* OBJECTIVE *
From the listing below, select every line where the word "more" appears.

* RECORDS FOR THIS EXERCISE *
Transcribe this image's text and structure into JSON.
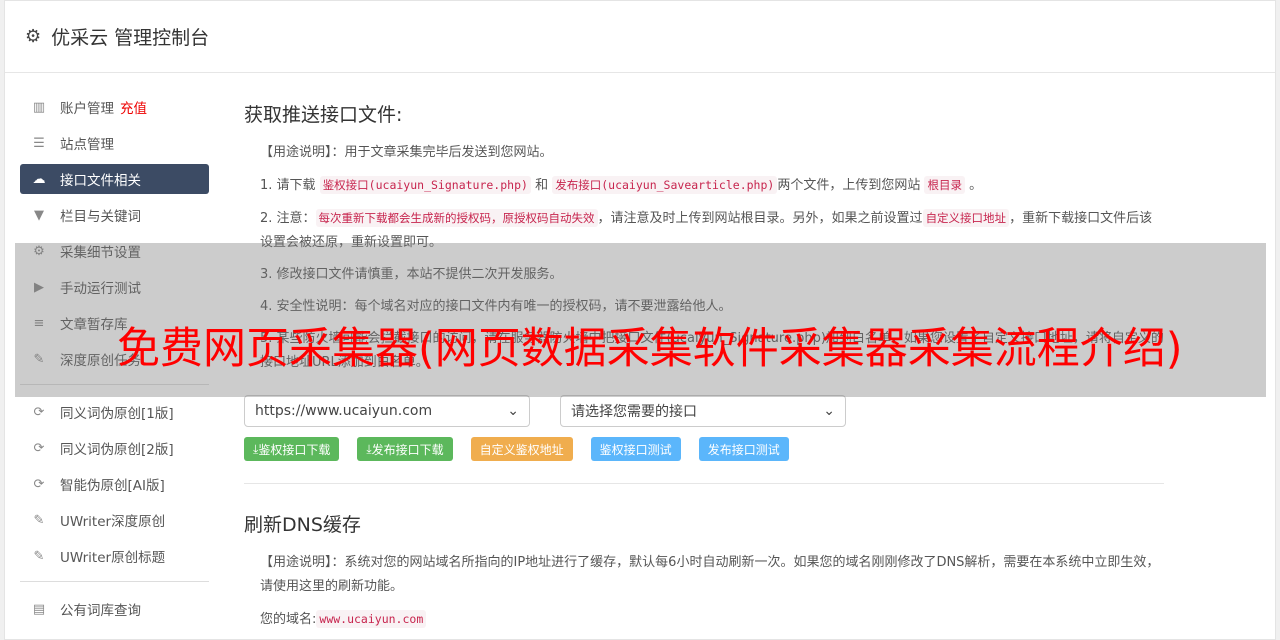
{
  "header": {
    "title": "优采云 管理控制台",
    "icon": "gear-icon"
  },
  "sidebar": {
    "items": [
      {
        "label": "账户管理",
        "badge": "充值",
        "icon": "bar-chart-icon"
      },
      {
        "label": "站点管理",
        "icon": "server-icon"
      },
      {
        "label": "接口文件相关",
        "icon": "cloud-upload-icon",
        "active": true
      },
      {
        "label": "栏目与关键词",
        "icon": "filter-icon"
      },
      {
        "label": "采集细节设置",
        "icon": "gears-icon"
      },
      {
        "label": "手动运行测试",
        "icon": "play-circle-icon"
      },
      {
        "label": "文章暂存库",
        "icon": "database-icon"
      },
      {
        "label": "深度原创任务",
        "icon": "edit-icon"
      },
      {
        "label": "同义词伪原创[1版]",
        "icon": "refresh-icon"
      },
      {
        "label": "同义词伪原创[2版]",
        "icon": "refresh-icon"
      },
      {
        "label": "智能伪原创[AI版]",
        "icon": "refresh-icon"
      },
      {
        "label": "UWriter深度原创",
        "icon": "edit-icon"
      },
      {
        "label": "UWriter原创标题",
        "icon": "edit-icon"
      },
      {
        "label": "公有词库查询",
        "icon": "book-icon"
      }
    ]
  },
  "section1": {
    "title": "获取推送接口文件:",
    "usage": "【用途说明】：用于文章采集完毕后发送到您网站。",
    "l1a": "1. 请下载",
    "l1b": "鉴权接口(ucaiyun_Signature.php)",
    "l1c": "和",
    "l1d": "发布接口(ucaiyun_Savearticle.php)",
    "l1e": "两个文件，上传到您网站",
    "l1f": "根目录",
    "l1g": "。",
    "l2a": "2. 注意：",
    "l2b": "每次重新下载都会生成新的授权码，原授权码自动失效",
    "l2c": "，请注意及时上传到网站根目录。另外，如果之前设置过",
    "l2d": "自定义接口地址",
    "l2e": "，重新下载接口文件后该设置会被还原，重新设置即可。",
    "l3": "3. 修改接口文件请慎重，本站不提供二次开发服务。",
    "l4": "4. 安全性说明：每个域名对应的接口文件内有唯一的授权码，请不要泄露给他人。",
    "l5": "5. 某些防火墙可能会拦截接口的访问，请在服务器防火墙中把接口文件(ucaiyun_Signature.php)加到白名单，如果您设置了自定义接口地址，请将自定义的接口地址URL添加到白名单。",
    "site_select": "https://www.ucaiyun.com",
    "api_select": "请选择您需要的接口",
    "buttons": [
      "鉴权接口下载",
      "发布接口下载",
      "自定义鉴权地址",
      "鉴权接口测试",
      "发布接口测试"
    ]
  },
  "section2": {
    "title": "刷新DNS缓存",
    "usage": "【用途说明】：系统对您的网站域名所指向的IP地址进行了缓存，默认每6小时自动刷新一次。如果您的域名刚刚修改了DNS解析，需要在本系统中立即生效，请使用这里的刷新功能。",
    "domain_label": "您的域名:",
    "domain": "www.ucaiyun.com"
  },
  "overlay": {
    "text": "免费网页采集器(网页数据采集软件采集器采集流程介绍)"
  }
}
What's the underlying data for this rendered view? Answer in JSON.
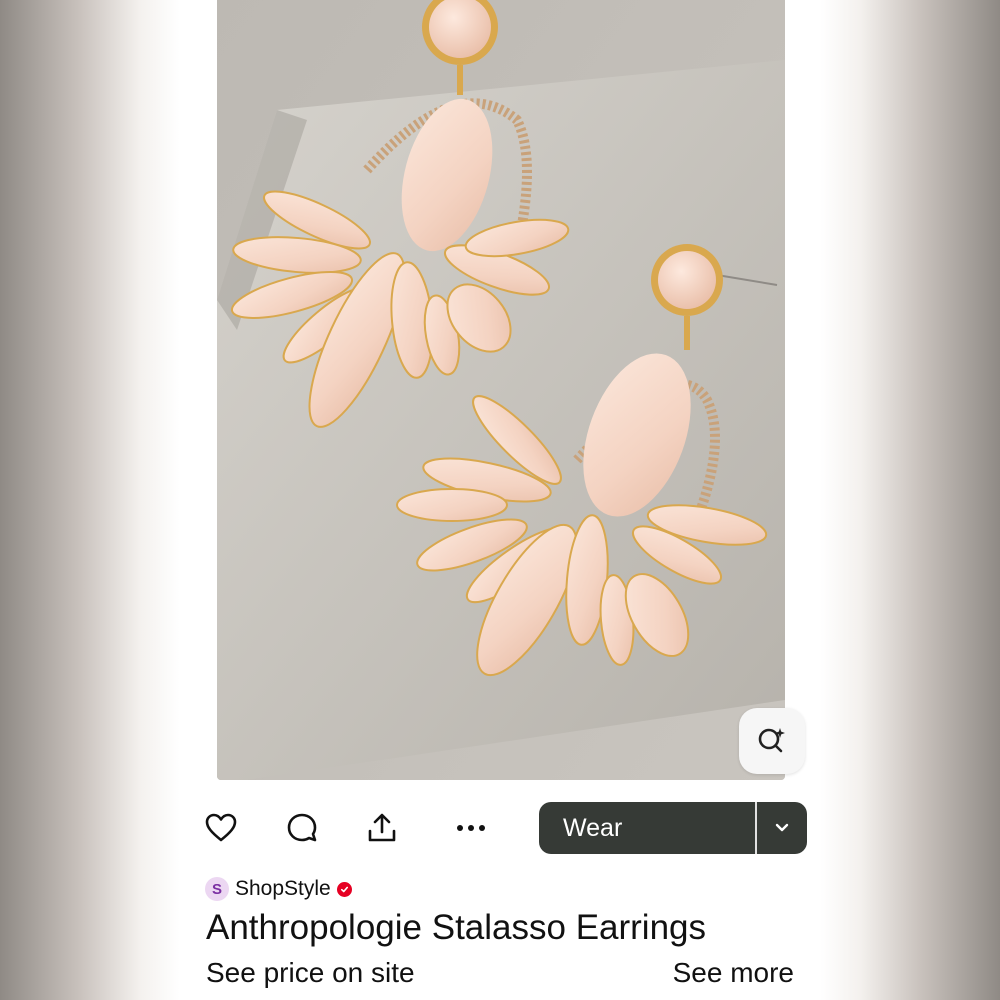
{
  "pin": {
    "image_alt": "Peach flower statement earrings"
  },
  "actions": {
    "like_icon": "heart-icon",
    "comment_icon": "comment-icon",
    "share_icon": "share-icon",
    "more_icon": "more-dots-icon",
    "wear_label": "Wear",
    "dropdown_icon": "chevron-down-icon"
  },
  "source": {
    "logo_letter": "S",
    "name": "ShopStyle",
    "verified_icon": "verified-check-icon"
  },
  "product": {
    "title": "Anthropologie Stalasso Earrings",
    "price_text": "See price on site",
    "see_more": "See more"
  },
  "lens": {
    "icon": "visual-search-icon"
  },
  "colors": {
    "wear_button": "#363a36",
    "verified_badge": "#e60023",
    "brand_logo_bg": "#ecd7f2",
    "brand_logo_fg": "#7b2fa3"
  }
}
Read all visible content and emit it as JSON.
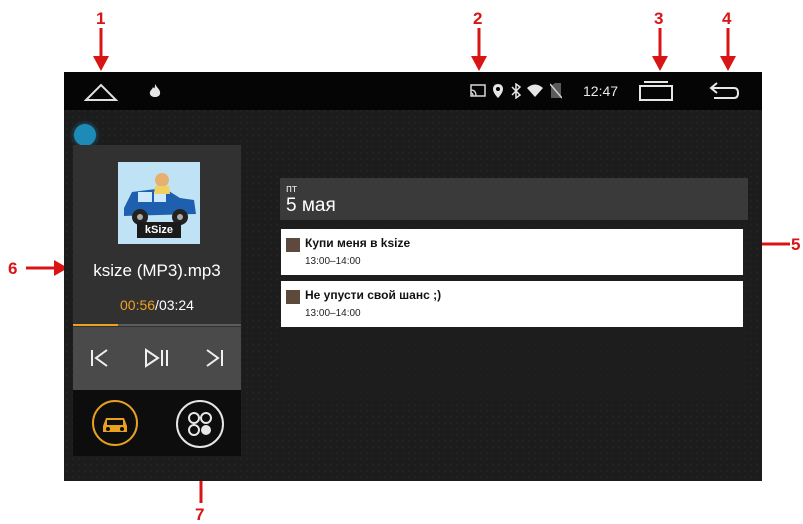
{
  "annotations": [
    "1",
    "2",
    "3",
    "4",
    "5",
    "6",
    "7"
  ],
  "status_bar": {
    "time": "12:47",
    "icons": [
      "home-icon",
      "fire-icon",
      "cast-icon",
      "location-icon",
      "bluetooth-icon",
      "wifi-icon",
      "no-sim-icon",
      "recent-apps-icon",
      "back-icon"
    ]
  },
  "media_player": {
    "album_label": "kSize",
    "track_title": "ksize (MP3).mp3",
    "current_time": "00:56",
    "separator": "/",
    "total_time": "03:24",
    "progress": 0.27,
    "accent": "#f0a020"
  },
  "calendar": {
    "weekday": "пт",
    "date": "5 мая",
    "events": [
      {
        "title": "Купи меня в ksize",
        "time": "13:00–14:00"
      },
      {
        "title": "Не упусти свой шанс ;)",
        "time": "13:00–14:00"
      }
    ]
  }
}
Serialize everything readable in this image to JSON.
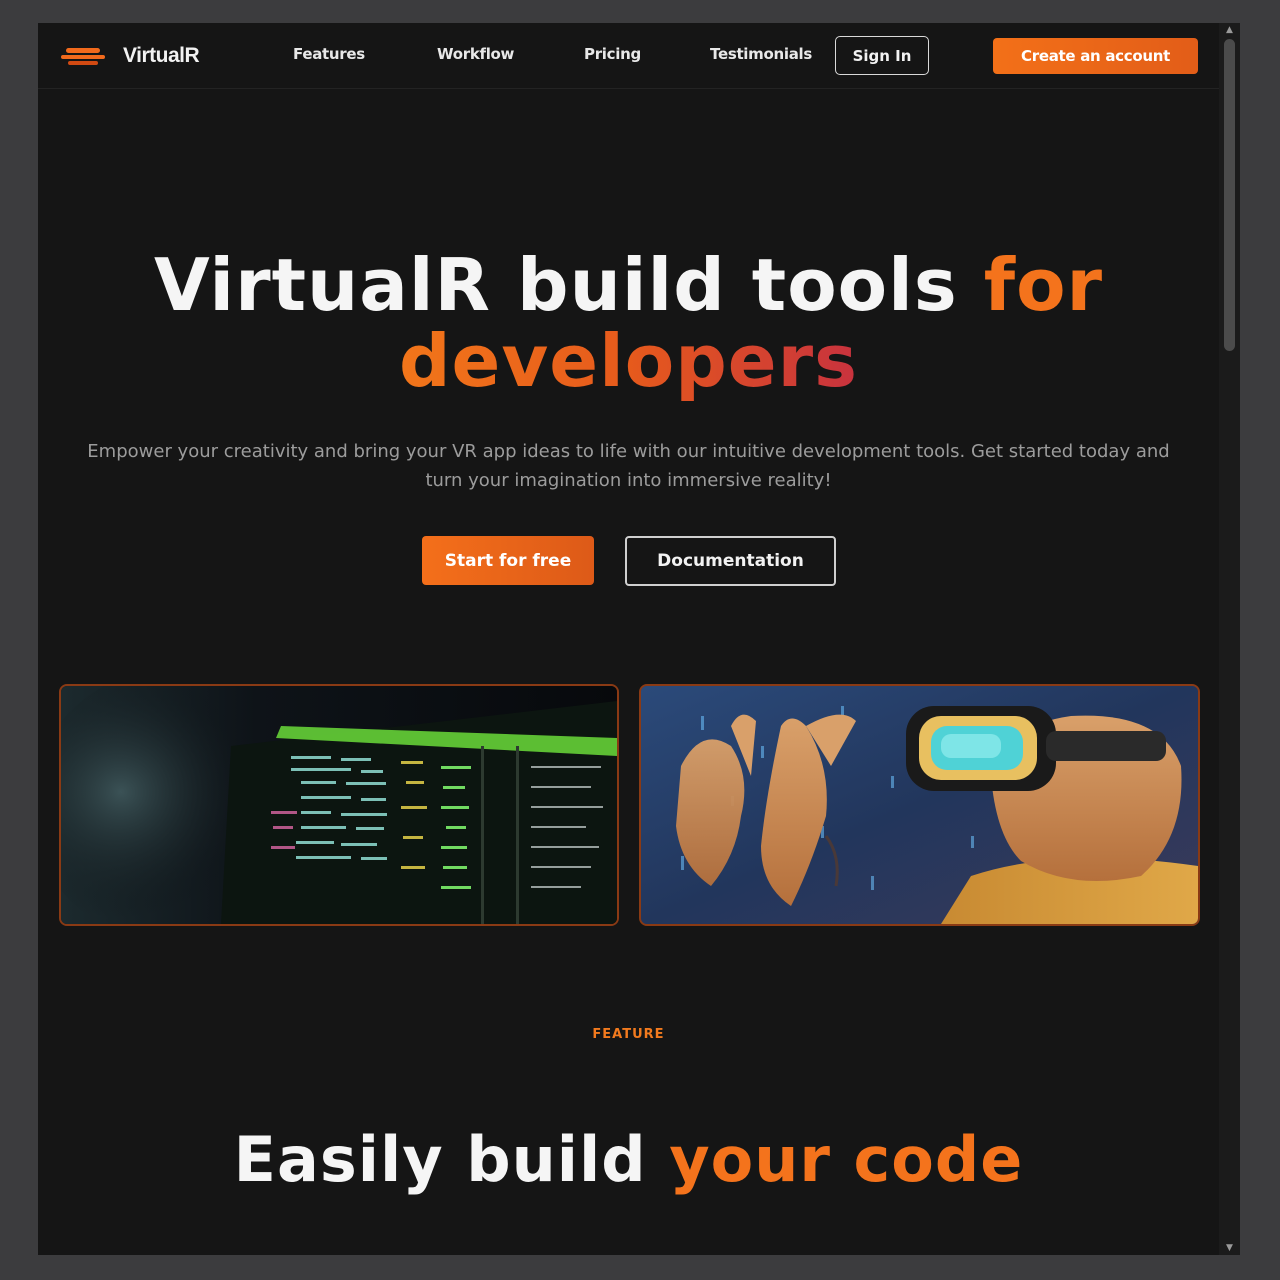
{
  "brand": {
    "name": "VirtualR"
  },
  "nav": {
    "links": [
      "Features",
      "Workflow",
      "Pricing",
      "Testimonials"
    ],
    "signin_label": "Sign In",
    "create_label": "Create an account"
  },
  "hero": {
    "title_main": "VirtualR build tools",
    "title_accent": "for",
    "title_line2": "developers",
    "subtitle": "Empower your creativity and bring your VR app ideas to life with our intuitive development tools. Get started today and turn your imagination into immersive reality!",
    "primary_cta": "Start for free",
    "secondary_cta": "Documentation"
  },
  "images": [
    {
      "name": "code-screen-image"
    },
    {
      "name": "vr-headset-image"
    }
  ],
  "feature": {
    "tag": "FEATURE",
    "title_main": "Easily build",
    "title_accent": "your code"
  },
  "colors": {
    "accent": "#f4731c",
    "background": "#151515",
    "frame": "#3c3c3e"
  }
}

* WORKED ANSWER *
    "more_icon": "more-dots-icon",
    "see_more": "See more"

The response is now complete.